__EXERCISE DATA__:
______________________________
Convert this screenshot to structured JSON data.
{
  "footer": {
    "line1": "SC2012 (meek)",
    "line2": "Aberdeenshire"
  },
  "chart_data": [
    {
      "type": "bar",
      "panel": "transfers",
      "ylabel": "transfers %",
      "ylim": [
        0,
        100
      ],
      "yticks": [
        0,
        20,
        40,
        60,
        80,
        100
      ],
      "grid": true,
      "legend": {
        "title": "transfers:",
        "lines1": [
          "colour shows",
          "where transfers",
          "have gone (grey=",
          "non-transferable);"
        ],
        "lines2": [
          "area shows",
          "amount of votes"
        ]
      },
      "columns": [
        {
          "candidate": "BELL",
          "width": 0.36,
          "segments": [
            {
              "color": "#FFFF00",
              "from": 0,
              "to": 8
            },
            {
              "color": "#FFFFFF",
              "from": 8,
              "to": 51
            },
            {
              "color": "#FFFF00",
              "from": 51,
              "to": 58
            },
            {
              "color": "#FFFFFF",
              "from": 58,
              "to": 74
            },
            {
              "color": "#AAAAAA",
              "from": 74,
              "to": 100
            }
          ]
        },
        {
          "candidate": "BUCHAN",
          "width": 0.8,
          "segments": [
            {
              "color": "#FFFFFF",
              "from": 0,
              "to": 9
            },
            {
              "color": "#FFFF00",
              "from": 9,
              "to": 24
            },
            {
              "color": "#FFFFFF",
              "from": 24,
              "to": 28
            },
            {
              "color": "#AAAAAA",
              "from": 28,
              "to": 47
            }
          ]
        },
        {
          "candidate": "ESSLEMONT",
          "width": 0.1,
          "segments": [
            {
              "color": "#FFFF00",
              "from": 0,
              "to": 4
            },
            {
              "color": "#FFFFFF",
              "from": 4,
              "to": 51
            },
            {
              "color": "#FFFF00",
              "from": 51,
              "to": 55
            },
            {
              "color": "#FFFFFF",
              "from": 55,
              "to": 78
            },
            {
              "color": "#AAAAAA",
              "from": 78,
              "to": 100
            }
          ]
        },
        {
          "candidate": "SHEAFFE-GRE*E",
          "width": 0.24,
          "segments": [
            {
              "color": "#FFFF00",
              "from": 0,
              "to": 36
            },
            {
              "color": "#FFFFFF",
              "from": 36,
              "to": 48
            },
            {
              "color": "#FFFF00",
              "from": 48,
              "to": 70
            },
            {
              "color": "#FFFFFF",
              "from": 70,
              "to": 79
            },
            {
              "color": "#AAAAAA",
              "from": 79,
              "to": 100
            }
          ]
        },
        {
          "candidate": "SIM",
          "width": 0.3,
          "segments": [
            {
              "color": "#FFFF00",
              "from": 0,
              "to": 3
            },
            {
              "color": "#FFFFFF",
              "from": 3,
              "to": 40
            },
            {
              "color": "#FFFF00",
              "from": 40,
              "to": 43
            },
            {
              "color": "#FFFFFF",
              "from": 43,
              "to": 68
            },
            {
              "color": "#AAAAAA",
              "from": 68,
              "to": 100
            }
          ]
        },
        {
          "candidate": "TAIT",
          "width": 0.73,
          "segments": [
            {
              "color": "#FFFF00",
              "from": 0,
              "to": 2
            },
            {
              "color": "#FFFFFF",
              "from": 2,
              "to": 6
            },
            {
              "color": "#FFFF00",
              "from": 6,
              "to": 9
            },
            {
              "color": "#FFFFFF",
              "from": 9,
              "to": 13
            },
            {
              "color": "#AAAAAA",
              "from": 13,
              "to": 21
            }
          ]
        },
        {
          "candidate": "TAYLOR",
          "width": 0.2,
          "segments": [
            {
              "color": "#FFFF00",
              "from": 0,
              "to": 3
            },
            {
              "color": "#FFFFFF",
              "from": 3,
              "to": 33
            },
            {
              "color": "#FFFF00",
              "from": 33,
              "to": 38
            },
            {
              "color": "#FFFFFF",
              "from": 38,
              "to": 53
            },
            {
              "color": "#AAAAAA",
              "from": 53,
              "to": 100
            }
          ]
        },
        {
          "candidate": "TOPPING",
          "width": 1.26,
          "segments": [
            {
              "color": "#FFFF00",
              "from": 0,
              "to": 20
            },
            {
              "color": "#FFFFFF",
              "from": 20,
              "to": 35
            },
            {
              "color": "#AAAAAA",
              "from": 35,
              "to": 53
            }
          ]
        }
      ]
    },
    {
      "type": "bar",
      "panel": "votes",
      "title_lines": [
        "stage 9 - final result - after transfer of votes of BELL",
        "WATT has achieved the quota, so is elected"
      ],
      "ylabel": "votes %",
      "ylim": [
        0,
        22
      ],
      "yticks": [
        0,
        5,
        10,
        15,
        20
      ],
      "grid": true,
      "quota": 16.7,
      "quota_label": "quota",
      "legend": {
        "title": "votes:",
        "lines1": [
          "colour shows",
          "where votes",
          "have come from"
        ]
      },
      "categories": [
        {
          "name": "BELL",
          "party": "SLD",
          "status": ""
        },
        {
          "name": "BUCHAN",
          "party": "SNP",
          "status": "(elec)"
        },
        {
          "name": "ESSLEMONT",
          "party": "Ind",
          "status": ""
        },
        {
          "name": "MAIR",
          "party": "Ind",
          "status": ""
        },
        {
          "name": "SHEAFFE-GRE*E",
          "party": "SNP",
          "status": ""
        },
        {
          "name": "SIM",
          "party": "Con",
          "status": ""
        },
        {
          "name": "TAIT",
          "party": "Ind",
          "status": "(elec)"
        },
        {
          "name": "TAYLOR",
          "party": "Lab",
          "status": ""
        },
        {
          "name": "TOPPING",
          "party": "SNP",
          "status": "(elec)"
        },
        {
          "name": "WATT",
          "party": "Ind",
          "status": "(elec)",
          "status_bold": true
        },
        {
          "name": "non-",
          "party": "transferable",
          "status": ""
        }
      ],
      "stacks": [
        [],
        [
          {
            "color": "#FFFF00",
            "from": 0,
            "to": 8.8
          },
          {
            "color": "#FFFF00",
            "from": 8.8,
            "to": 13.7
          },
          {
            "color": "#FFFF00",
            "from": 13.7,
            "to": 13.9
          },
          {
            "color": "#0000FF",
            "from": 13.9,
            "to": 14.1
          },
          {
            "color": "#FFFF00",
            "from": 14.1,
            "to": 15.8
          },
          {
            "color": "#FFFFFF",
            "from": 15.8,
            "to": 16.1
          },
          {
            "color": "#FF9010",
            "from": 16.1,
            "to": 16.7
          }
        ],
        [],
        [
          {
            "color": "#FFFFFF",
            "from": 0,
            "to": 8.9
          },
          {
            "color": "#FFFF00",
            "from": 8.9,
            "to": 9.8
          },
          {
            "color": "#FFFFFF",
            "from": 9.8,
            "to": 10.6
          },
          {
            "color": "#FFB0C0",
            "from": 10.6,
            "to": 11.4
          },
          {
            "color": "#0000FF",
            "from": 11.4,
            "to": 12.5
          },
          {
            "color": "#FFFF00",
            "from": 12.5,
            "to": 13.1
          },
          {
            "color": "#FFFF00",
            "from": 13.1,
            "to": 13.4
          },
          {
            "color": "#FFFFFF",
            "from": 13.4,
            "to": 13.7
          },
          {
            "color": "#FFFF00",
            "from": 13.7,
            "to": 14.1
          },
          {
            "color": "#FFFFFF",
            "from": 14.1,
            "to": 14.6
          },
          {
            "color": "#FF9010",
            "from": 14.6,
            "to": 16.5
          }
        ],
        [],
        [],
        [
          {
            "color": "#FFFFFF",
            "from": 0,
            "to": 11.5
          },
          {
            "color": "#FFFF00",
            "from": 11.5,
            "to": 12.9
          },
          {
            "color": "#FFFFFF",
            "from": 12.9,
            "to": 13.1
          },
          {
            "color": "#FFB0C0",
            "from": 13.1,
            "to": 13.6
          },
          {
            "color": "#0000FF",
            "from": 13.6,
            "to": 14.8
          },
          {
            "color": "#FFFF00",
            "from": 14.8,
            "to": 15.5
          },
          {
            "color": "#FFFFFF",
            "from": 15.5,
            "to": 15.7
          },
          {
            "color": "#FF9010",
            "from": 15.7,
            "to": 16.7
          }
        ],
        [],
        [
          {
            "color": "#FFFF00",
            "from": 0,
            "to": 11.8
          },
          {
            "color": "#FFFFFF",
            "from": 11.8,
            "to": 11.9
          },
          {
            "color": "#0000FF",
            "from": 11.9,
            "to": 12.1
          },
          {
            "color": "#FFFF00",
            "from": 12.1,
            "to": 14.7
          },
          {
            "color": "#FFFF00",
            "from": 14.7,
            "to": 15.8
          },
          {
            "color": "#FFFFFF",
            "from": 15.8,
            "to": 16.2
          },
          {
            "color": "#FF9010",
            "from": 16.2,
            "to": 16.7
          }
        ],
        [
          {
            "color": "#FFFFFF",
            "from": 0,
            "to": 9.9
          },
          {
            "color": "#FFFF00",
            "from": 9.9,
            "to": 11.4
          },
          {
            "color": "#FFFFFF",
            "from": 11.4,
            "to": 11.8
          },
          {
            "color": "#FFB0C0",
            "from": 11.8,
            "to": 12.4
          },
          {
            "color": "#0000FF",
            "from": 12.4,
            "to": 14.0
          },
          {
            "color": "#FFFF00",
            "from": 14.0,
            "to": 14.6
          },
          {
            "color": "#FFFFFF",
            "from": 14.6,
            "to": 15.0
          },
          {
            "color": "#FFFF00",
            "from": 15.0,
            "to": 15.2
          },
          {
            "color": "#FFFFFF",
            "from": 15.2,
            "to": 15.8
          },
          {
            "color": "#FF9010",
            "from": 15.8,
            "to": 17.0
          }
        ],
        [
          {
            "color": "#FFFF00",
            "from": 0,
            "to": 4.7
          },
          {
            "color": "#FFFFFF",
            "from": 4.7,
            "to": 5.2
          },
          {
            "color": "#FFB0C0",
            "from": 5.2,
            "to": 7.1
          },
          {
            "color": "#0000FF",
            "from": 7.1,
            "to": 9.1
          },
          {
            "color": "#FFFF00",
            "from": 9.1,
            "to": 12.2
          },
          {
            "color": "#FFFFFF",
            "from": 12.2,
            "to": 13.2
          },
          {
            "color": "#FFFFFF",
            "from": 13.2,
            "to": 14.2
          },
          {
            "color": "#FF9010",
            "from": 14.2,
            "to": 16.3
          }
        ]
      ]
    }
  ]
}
______________________________
__SET TASK__:
Gather and copy every line of the data in which the string "quota" is found.

__WORKED SOLUTION__:
        "WATT has achieved the quota, so is elected"
      "quota": 16.7,
      "quota_label": "quota",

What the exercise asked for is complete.